■ PROBLEM TO WORK ON
Copy each line containing the word "tibia" from the records that follow, please.

Start of RECORDED DATA

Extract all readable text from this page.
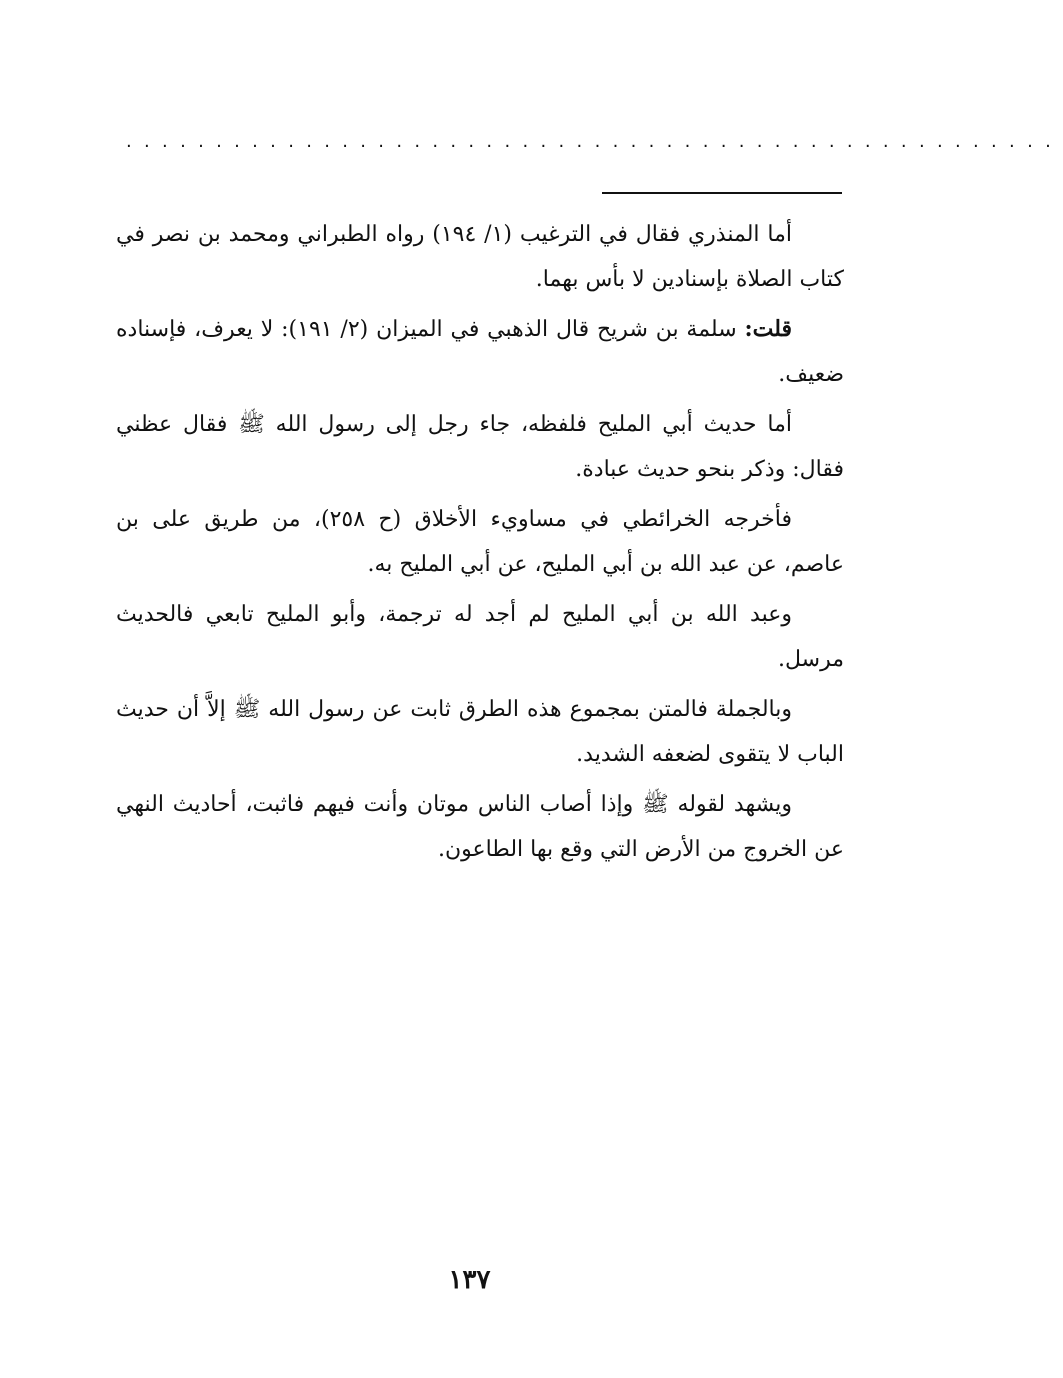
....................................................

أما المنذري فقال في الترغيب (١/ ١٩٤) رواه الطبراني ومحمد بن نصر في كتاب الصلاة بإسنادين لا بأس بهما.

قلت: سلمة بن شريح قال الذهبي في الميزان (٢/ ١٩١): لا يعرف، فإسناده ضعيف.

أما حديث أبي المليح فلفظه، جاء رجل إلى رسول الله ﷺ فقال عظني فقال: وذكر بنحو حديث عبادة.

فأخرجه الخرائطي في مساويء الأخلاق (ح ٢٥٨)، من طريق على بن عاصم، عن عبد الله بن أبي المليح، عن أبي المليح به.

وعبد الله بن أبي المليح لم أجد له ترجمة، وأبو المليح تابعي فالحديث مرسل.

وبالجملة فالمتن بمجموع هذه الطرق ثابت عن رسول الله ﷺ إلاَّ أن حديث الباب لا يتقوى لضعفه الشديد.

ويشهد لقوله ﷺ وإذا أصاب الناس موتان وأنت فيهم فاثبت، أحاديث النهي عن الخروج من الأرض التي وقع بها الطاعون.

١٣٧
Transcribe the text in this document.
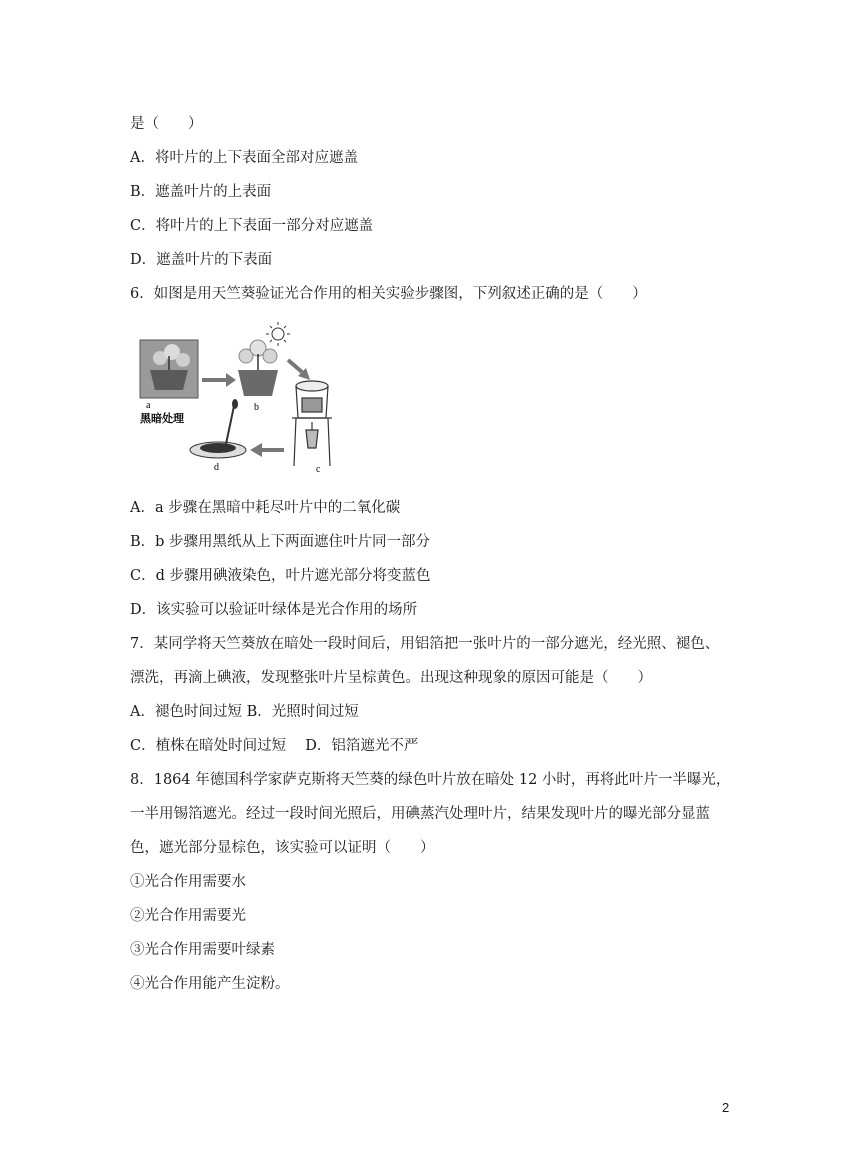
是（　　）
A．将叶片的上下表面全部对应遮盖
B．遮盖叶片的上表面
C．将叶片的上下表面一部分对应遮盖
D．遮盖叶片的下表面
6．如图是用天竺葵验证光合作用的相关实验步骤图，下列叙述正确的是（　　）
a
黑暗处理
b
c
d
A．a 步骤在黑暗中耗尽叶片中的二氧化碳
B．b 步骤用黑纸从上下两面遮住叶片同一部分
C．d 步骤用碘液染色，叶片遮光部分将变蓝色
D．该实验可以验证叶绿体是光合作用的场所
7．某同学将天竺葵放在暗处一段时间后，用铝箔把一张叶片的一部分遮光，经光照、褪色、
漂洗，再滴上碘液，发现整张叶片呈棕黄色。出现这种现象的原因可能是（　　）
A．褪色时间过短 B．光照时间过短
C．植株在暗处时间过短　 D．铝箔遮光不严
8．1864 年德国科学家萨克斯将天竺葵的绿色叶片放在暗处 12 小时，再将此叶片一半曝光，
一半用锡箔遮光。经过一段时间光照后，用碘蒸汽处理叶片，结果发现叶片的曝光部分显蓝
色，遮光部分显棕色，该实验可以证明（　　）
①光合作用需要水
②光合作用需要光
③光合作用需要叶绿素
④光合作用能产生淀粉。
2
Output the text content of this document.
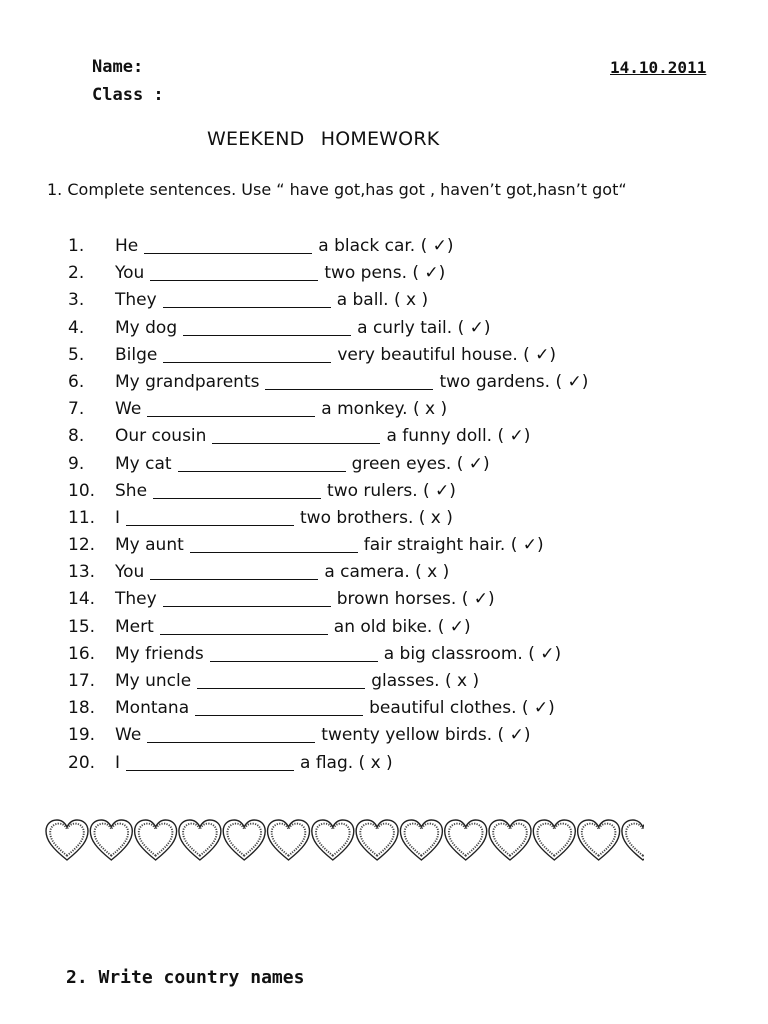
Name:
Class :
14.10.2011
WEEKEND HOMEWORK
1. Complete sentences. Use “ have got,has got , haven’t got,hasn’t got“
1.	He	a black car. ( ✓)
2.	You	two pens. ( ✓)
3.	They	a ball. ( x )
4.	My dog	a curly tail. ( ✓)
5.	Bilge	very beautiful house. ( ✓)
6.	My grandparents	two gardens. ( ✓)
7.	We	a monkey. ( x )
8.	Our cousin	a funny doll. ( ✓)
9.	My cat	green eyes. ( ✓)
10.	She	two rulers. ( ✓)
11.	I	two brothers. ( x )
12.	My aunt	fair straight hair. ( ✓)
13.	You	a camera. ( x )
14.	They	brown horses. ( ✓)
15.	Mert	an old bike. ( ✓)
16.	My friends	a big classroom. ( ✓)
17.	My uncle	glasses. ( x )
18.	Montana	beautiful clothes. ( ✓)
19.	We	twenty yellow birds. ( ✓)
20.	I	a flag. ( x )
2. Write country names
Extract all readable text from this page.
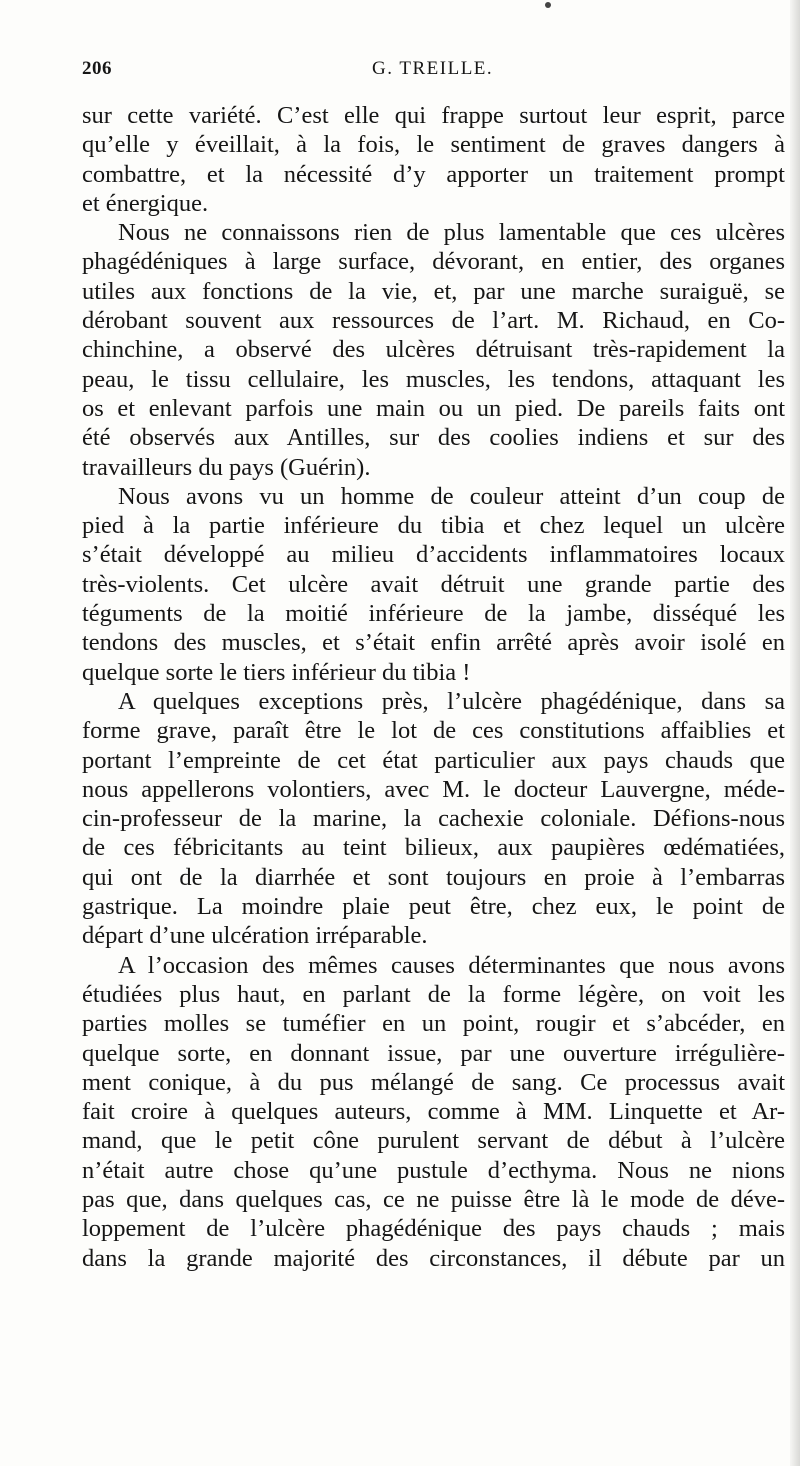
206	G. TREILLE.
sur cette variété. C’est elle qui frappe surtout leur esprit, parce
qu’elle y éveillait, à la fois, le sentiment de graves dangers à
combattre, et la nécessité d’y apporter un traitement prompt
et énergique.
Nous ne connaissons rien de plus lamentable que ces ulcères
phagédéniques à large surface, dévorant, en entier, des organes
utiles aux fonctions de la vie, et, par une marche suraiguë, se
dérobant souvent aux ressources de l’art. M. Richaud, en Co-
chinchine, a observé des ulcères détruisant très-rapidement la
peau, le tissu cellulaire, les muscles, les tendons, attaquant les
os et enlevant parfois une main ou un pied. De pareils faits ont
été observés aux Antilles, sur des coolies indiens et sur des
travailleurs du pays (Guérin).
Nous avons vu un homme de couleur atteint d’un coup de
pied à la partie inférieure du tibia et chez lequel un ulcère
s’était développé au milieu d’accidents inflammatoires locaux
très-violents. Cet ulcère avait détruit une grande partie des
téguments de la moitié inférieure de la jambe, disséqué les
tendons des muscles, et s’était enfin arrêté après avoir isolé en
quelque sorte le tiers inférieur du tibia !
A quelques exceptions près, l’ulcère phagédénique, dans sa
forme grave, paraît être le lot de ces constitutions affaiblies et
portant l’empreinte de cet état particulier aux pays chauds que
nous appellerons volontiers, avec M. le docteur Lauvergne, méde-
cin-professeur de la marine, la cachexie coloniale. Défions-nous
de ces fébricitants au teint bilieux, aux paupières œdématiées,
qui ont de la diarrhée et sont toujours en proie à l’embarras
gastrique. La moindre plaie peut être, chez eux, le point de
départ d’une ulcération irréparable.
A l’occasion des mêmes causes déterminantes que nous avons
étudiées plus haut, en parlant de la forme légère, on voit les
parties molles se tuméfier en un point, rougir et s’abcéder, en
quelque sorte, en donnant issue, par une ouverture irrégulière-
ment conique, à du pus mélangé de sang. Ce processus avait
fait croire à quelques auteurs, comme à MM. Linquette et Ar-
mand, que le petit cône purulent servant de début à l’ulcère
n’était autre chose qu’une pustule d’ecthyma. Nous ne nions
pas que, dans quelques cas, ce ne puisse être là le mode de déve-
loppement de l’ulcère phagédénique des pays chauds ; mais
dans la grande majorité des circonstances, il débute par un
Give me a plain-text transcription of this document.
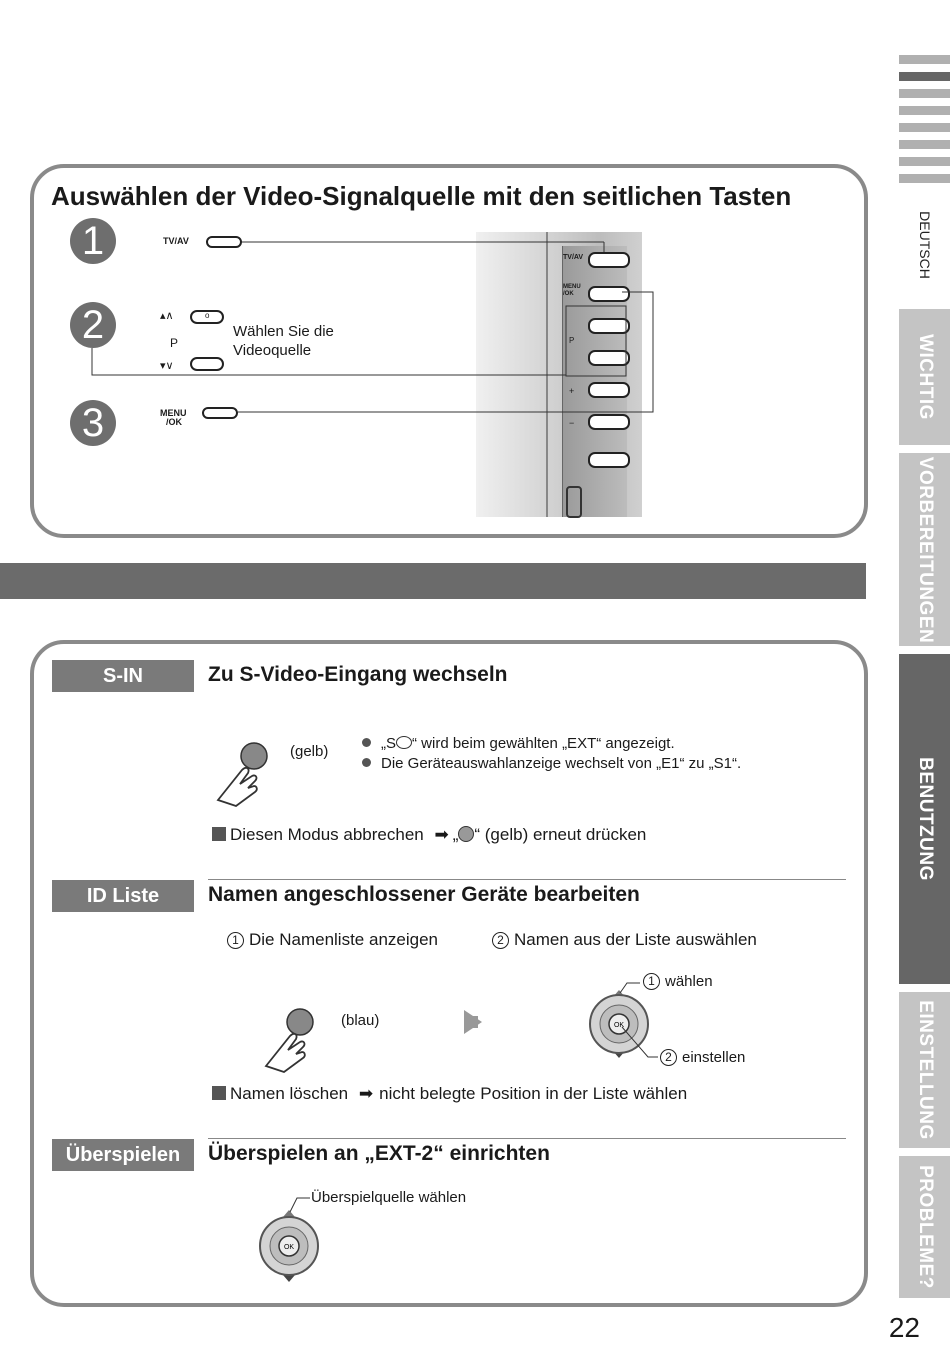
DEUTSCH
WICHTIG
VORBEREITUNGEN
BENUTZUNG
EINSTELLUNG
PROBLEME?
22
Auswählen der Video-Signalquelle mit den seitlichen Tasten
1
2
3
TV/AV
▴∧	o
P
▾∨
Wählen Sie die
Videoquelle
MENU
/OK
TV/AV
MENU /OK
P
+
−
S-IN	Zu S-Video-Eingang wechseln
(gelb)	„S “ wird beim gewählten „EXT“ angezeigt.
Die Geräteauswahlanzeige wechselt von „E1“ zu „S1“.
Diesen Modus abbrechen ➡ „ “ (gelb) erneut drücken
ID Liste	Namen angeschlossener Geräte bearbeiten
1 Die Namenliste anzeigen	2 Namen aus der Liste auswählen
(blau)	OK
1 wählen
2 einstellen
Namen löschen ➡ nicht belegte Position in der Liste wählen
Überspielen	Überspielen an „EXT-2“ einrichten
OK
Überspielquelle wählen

End of RECORDED DATA

■ THE SOLUTION
pied à la partie inférieure du tibia et chez lequel un ulcère
quelque sorte le tiers inférieur du tibia !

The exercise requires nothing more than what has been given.